◆ Work instructions ◆
Repeat the material below exactly, with no pictures.

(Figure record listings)
__________________________________________________
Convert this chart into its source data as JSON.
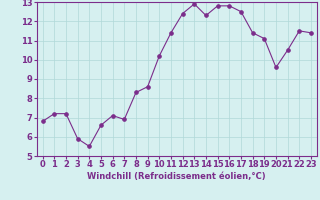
{
  "x": [
    0,
    1,
    2,
    3,
    4,
    5,
    6,
    7,
    8,
    9,
    10,
    11,
    12,
    13,
    14,
    15,
    16,
    17,
    18,
    19,
    20,
    21,
    22,
    23
  ],
  "y": [
    6.8,
    7.2,
    7.2,
    5.9,
    5.5,
    6.6,
    7.1,
    6.9,
    8.3,
    8.6,
    10.2,
    11.4,
    12.4,
    12.9,
    12.3,
    12.8,
    12.8,
    12.5,
    11.4,
    11.1,
    9.6,
    10.5,
    11.5,
    11.4
  ],
  "line_color": "#7b2d8b",
  "marker": "o",
  "background_color": "#d6f0f0",
  "grid_color": "#b0d8d8",
  "xlabel": "Windchill (Refroidissement éolien,°C)",
  "xlabel_fontsize": 6.0,
  "tick_fontsize": 6.0,
  "ylim": [
    5,
    13
  ],
  "xlim": [
    -0.5,
    23.5
  ],
  "yticks": [
    5,
    6,
    7,
    8,
    9,
    10,
    11,
    12,
    13
  ],
  "xticks": [
    0,
    1,
    2,
    3,
    4,
    5,
    6,
    7,
    8,
    9,
    10,
    11,
    12,
    13,
    14,
    15,
    16,
    17,
    18,
    19,
    20,
    21,
    22,
    23
  ],
  "spine_color": "#7b2d8b",
  "linewidth": 0.8,
  "markersize": 2.5,
  "markeredgewidth": 0.8
}
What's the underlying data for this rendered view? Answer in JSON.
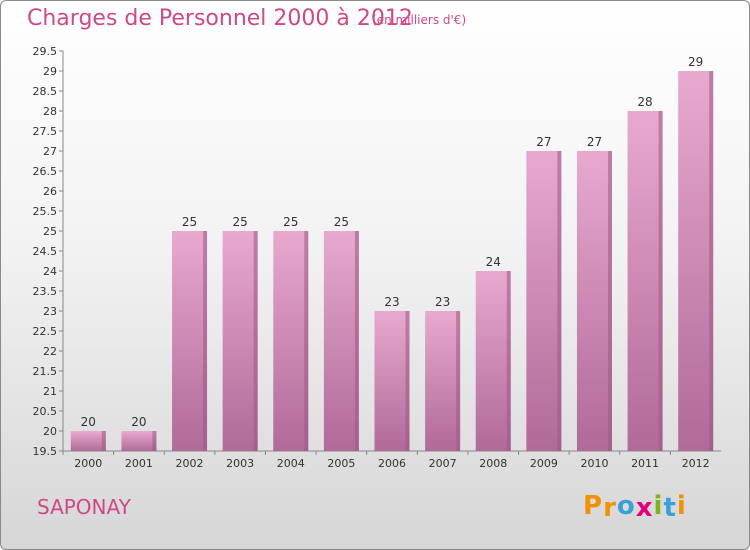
__________________________________________________
◆ Exercise answer ◆
Convert this chart into its source data as JSON.
{
  "x": [
    0,
    1,
    2,
    3,
    4,
    5,
    6,
    7,
    8,
    9,
    10,
    11,
    12,
    13,
    14,
    15,
    16,
    17,
    18,
    19,
    20,
    21,
    22,
    23
  ],
  "y": [
    6.8,
    7.2,
    7.2,
    5.9,
    5.5,
    6.6,
    7.1,
    6.9,
    8.3,
    8.6,
    10.2,
    11.4,
    12.4,
    12.9,
    12.3,
    12.8,
    12.8,
    12.5,
    11.4,
    11.1,
    9.6,
    10.5,
    11.5,
    11.4
  ],
  "line_color": "#7b2d8b",
  "marker": "o",
  "background_color": "#d6f0f0",
  "grid_color": "#b0d8d8",
  "xlabel": "Windchill (Refroidissement éolien,°C)",
  "xlabel_fontsize": 6.0,
  "tick_fontsize": 6.0,
  "ylim": [
    5,
    13
  ],
  "xlim": [
    -0.5,
    23.5
  ],
  "yticks": [
    5,
    6,
    7,
    8,
    9,
    10,
    11,
    12,
    13
  ],
  "xticks": [
    0,
    1,
    2,
    3,
    4,
    5,
    6,
    7,
    8,
    9,
    10,
    11,
    12,
    13,
    14,
    15,
    16,
    17,
    18,
    19,
    20,
    21,
    22,
    23
  ],
  "spine_color": "#7b2d8b",
  "linewidth": 0.8,
  "markersize": 2.5,
  "markeredgewidth": 0.8
}
What's the underlying data for this rendered view? Answer in JSON.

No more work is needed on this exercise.